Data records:
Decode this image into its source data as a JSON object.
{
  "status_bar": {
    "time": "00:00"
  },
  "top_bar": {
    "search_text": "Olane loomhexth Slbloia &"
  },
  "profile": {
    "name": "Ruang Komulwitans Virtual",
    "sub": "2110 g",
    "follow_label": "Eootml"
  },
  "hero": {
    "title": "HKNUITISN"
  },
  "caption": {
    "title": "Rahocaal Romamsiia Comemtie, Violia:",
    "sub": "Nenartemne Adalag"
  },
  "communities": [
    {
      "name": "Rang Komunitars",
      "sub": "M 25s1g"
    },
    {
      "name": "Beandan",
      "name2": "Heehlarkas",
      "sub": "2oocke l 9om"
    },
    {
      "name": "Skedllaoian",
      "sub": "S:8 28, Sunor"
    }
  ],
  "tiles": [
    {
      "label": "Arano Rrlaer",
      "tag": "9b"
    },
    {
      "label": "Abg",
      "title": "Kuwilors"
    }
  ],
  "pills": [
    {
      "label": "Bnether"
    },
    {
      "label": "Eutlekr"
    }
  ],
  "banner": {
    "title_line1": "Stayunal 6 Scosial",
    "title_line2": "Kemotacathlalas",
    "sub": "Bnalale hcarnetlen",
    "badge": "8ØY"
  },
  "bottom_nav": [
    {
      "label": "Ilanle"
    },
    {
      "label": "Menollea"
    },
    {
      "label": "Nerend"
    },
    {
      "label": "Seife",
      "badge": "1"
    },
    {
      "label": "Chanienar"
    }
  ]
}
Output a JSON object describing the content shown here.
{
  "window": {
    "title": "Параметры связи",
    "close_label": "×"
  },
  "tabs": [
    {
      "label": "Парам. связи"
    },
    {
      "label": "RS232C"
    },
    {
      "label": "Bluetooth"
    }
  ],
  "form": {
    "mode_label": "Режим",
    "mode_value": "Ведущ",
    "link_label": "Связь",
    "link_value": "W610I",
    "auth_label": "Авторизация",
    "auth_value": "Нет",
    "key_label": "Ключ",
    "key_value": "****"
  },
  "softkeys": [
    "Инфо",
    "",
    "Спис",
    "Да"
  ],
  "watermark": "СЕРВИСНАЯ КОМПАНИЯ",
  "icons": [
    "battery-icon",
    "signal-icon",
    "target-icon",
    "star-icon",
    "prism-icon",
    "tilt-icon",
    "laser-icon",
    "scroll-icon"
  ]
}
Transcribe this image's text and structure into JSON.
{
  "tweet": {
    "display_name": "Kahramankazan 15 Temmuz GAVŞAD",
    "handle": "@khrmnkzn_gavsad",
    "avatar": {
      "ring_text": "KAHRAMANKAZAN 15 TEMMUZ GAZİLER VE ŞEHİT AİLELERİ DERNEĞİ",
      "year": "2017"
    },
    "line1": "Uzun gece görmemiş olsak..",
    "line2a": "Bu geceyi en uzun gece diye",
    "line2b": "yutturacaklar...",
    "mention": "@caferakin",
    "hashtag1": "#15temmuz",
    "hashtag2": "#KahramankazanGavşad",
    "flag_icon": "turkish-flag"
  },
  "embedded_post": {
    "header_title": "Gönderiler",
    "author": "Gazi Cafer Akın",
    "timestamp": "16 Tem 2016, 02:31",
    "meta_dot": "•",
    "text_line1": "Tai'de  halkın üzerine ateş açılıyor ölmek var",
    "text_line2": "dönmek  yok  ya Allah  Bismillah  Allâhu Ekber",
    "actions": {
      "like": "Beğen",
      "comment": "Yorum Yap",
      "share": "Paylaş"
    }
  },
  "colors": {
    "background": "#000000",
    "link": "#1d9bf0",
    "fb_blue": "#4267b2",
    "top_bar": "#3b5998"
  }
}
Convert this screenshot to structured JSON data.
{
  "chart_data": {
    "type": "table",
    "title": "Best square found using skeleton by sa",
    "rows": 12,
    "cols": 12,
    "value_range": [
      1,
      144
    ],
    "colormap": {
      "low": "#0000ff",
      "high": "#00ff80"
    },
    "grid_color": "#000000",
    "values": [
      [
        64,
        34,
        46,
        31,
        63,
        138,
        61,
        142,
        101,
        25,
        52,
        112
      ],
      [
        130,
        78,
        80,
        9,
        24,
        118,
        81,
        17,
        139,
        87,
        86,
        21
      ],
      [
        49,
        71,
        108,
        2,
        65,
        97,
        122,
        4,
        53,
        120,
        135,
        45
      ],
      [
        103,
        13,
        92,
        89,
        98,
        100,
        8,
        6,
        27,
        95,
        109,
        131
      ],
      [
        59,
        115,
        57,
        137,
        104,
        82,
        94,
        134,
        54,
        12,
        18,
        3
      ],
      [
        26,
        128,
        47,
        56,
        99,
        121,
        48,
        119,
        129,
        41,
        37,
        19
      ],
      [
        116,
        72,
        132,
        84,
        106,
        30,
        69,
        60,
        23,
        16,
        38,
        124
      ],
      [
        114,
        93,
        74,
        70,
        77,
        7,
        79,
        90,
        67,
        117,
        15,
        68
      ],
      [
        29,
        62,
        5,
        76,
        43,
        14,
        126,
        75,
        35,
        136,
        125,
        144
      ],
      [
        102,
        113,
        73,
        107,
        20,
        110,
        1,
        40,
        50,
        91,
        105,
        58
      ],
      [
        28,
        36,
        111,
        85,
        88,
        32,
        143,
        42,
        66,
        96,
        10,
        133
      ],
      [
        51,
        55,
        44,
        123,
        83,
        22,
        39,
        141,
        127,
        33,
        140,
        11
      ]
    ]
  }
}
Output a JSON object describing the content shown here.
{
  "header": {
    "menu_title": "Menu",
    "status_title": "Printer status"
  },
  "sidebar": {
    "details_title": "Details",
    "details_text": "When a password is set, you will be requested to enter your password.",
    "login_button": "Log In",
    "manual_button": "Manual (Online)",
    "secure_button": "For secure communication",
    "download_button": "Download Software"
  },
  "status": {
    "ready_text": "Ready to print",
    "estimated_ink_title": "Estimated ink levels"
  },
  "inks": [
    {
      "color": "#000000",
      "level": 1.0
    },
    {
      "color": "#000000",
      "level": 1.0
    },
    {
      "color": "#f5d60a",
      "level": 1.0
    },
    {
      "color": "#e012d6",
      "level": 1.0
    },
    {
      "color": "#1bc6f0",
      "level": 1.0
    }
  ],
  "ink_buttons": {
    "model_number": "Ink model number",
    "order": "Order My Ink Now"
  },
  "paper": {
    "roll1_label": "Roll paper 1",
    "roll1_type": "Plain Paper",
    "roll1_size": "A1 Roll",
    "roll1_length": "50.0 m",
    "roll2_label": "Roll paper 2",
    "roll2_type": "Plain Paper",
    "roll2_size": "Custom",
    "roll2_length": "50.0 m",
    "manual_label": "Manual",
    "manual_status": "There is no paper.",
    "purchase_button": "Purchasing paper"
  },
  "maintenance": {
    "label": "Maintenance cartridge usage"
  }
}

- [Exercise]:
From the records above, extract each line exactly as shown.

- [Task output]:
Decode this image into its source data as a JSON object.
{
  "status_bar": {
    "time": "00:00"
  },
  "top_bar": {
    "search_text": "Olane loomhexth Slbloia &"
  },
  "profile": {
    "name": "Ruang Komulwitans Virtual",
    "sub": "2110 g",
    "follow_label": "Eootml"
  },
  "hero": {
    "title": "HKNUITISN"
  },
  "caption": {
    "title": "Rahocaal Romamsiia Comemtie, Violia:",
    "sub": "Nenartemne Adalag"
  },
  "communities": [
    {
      "name": "Rang Komunitars",
      "sub": "M 25s1g"
    },
    {
      "name": "Beandan",
      "name2": "Heehlarkas",
      "sub": "2oocke l 9om"
    },
    {
      "name": "Skedllaoian",
      "sub": "S:8 28, Sunor"
    }
  ],
  "tiles": [
    {
      "label": "Arano Rrlaer",
      "tag": "9b"
    },
    {
      "label": "Abg",
      "title": "Kuwilors"
    }
  ],
  "pills": [
    {
      "label": "Bnether"
    },
    {
      "label": "Eutlekr"
    }
  ],
  "banner": {
    "title_line1": "Stayunal 6 Scosial",
    "title_line2": "Kemotacathlalas",
    "sub": "Bnalale hcarnetlen",
    "badge": "8ØY"
  },
  "bottom_nav": [
    {
      "label": "Ilanle"
    },
    {
      "label": "Menollea"
    },
    {
      "label": "Nerend"
    },
    {
      "label": "Seife",
      "badge": "1"
    },
    {
      "label": "Chanienar"
    }
  ]
}
Output a JSON object describing the content shown here.
{
  "window": {
    "title": "Параметры связи",
    "close_label": "×"
  },
  "tabs": [
    {
      "label": "Парам. связи"
    },
    {
      "label": "RS232C"
    },
    {
      "label": "Bluetooth"
    }
  ],
  "form": {
    "mode_label": "Режим",
    "mode_value": "Ведущ",
    "link_label": "Связь",
    "link_value": "W610I",
    "auth_label": "Авторизация",
    "auth_value": "Нет",
    "key_label": "Ключ",
    "key_value": "****"
  },
  "softkeys": [
    "Инфо",
    "",
    "Спис",
    "Да"
  ],
  "watermark": "СЕРВИСНАЯ КОМПАНИЯ",
  "icons": [
    "battery-icon",
    "signal-icon",
    "target-icon",
    "star-icon",
    "prism-icon",
    "tilt-icon",
    "laser-icon",
    "scroll-icon"
  ]
}
Transcribe this image's text and structure into JSON.
{
  "tweet": {
    "display_name": "Kahramankazan 15 Temmuz GAVŞAD",
    "handle": "@khrmnkzn_gavsad",
    "avatar": {
      "ring_text": "KAHRAMANKAZAN 15 TEMMUZ GAZİLER VE ŞEHİT AİLELERİ DERNEĞİ",
      "year": "2017"
    },
    "line1": "Uzun gece görmemiş olsak..",
    "line2a": "Bu geceyi en uzun gece diye",
    "line2b": "yutturacaklar...",
    "mention": "@caferakin",
    "hashtag1": "#15temmuz",
    "hashtag2": "#KahramankazanGavşad",
    "flag_icon": "turkish-flag"
  },
  "embedded_post": {
    "header_title": "Gönderiler",
    "author": "Gazi Cafer Akın",
    "timestamp": "16 Tem 2016, 02:31",
    "meta_dot": "•",
    "text_line1": "Tai'de  halkın üzerine ateş açılıyor ölmek var",
    "text_line2": "dönmek  yok  ya Allah  Bismillah  Allâhu Ekber",
    "actions": {
      "like": "Beğen",
      "comment": "Yorum Yap",
      "share": "Paylaş"
    }
  },
  "colors": {
    "background": "#000000",
    "link": "#1d9bf0",
    "fb_blue": "#4267b2",
    "top_bar": "#3b5998"
  }
}
Convert this screenshot to structured JSON data.
{
  "chart_data": {
    "type": "table",
    "title": "Best square found using skeleton by sa",
    "rows": 12,
    "cols": 12,
    "value_range": [
      1,
      144
    ],
    "colormap": {
      "low": "#0000ff",
      "high": "#00ff80"
    },
    "grid_color": "#000000",
    "values": [
      [
        64,
        34,
        46,
        31,
        63,
        138,
        61,
        142,
        101,
        25,
        52,
        112
      ],
      [
        130,
        78,
        80,
        9,
        24,
        118,
        81,
        17,
        139,
        87,
        86,
        21
      ],
      [
        49,
        71,
        108,
        2,
        65,
        97,
        122,
        4,
        53,
        120,
        135,
        45
      ],
      [
        103,
        13,
        92,
        89,
        98,
        100,
        8,
        6,
        27,
        95,
        109,
        131
      ],
      [
        59,
        115,
        57,
        137,
        104,
        82,
        94,
        134,
        54,
        12,
        18,
        3
      ],
      [
        26,
        128,
        47,
        56,
        99,
        121,
        48,
        119,
        129,
        41,
        37,
        19
      ],
      [
        116,
        72,
        132,
        84,
        106,
        30,
        69,
        60,
        23,
        16,
        38,
        124
      ],
      [
        114,
        93,
        74,
        70,
        77,
        7,
        79,
        90,
        67,
        117,
        15,
        68
      ],
      [
        29,
        62,
        5,
        76,
        43,
        14,
        126,
        75,
        35,
        136,
        125,
        144
      ],
      [
        102,
        113,
        73,
        107,
        20,
        110,
        1,
        40,
        50,
        91,
        105,
        58
      ],
      [
        28,
        36,
        111,
        85,
        88,
        32,
        143,
        42,
        66,
        96,
        10,
        133
      ],
      [
        51,
        55,
        44,
        123,
        83,
        22,
        39,
        141,
        127,
        33,
        140,
        11
      ]
    ]
  }
}
Output a JSON object describing the content shown here.
{
  "header": {
    "menu_title": "Menu",
    "status_title": "Printer status"
  },
  "sidebar": {
    "details_title": "Details",
    "details_text": "When a password is set, you will be requested to enter your password.",
    "login_button": "Log In",
    "manual_button": "Manual (Online)",
    "secure_button": "For secure communication",
    "download_button": "Download Software"
  },
  "status": {
    "ready_text": "Ready to print",
    "estimated_ink_title": "Estimated ink levels"
  },
  "inks": [
    {
      "color": "#000000",
      "level": 1.0
    },
    {
      "color": "#000000",
      "level": 1.0
    },
    {
      "color": "#f5d60a",
      "level": 1.0
    },
    {
      "color": "#e012d6",
      "level": 1.0
    },
    {
      "color": "#1bc6f0",
      "level": 1.0
    }
  ],
  "ink_buttons": {
    "model_number": "Ink model number",
    "order": "Order My Ink Now"
  },
  "paper": {
    "roll1_label": "Roll paper 1",
    "roll1_type": "Plain Paper",
    "roll1_size": "A1 Roll",
    "roll1_length": "50.0 m",
    "roll2_label": "Roll paper 2",
    "roll2_type": "Plain Paper",
    "roll2_size": "Custom",
    "roll2_length": "50.0 m",
    "manual_label": "Manual",
    "manual_status": "There is no paper.",
    "purchase_button": "Purchasing paper"
  },
  "maintenance": {
    "label": "Maintenance cartridge usage"
  }
}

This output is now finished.